===== EXTRAIT =====
11      Selon la juridiction de renvoi, dans l’hypothèse où l’action litigieuse entre dans le champ d’application matériel de l’article 3, paragraphe 1, du règlement n° 1346/2000, il convient de répondre à la question de savoir si cette disposition s’applique également au cas où la procédure d’insolvabilité aurait été ouverte dans un État membre alors que le domicile ou le siège statutaire du défendeur serait situé dans un État tiers, comme en l’espèce la Confédération suisse. En effet, la Confédération suisse, tout en étant partie contractante à la convention de Lugano II, ne serait pas liée par ce règlement.

12      Dans l’hypothèse où la Cour parviendrait à la conclusion selon laquelle l’article 3, paragraphe 1, du règlement n° 1346/2000 n’est pas applicable dans un cas tel que celui en cause au principal, la juridiction de renvoi se pose la question de savoir si le litige au principal entre dans le champ d’application matériel de l’article 1er, paragraphe 2, sous b), de la convention de Lugano II. En effet, aux termes de cette disposition, seraient exclus de l’application de cette convention les «faillites, concordats et autres procédures analogues».
=====
§ **CONSIGNES**:
a. Recopiez à l'identique les lignes des entrées, de celle qui contient « right-column-middle-text: [474, 556, 874, 625] » jusqu'à celle qui contient « memorial-line-2: Herbert and », ces deux lignes comprises.
b. Poursuivez l'extrait sur le règlement n° 1346/2000 et la convention de Lugano II à partir de sa dernière phrase.
===== ENTRÉES AFFICHÉES =====
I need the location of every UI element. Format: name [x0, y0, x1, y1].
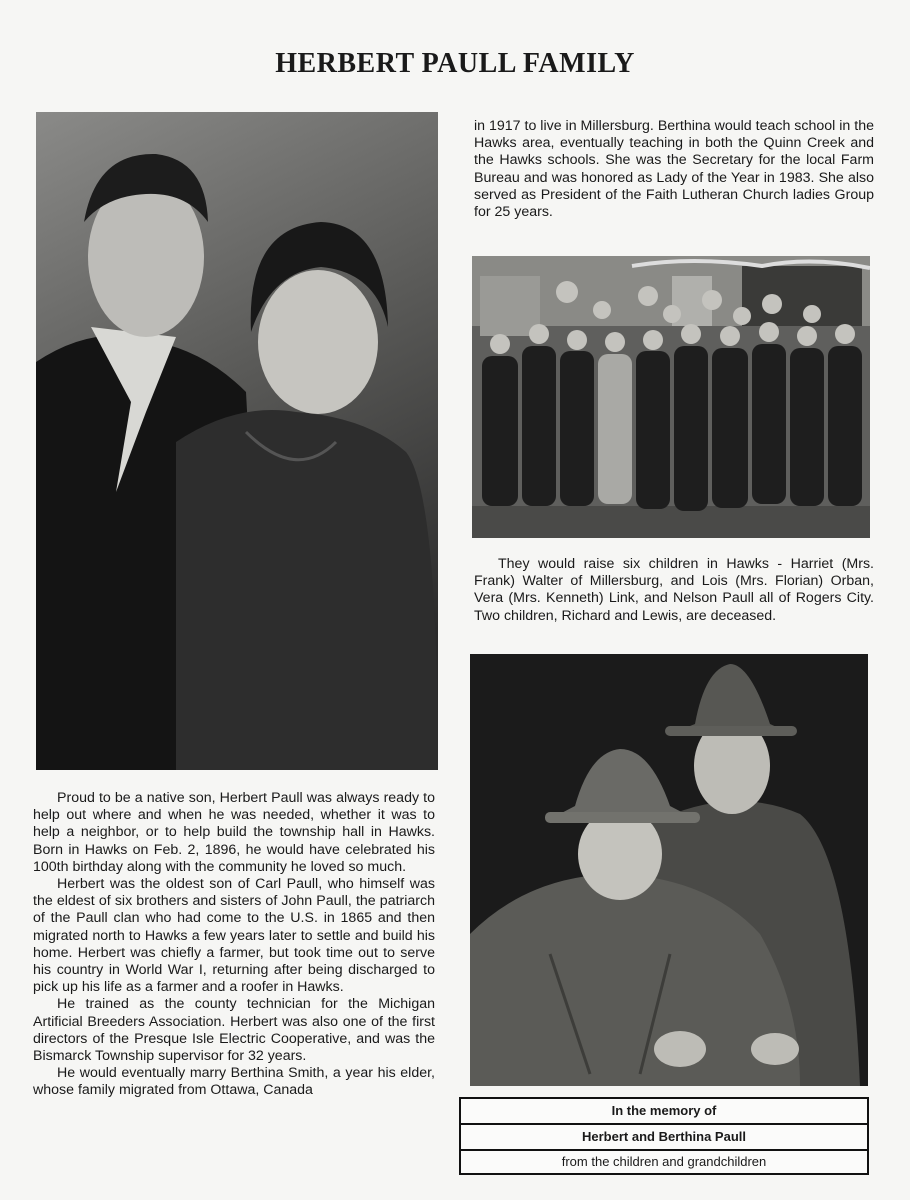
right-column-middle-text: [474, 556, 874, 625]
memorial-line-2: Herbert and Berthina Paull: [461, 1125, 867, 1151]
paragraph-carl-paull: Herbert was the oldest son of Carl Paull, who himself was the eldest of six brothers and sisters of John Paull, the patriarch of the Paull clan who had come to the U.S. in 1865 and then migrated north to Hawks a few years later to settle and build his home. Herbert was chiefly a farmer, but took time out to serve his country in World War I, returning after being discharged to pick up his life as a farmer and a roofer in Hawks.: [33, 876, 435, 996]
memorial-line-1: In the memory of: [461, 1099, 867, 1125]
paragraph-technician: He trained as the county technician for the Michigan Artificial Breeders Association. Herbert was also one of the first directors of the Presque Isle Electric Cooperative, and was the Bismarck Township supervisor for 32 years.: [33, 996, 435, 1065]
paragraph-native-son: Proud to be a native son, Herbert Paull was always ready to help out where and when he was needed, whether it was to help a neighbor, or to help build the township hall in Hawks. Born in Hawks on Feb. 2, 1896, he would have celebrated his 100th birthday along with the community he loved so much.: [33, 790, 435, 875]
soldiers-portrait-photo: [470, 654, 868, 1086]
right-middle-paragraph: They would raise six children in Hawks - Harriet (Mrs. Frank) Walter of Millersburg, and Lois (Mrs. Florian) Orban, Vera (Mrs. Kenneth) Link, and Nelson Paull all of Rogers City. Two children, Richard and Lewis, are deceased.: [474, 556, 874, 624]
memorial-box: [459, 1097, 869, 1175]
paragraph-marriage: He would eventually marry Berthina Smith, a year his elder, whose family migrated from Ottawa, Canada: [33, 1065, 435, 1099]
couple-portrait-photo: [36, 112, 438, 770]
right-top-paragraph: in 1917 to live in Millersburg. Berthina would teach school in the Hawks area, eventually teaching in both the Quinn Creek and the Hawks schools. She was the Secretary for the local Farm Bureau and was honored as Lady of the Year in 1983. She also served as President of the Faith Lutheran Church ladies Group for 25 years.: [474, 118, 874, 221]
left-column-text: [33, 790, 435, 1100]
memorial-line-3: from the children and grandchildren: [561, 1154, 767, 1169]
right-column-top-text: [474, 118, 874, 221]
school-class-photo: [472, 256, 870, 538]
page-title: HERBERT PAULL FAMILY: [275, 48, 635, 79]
=====
§ **RÉPONSES**:
a.
right-column-middle-text: [474, 556, 874, 625]
memorial-line-2: Herbert and Berthina Paull: [461, 1125, 867, 1151]

b.
13      Dans ces conditions, le Landgericht Darmstadt a décidé de surseoir à statuer et de poser à la Cour les questions préjudicielles suivantes:

«1)      Les juridictions de l’État membre sur le territoire duquel a été ouverte la procédure d’insolvabilité portant sur le patrimoine de la débitrice sont-elles compétentes pour connaître d’une action du curateur à la faillite dirigée contre le gérant de la débitrice en remboursement de paiements effectués après la survenance de l’insolvabilité de la société ou après la constatation du surendettement de celle-ci?

2)      La juridiction de l’État membre sur le territoire duquel a été ouverte la procédure d’insolvabilité portant sur le patrimoine de la débitrice est-elle compétente pour connaître d’une action du curateur à la faillite dirigée contre le gérant de la débitrice en remboursement de paiements effectués après la survenance de l’insolvabilité de la société ou après la constatation du surendettement de celle-ci, lorsque le gérant a son domicile non pas dans un autre État membre[...], mais dans un État partie à la convention de Lugano II?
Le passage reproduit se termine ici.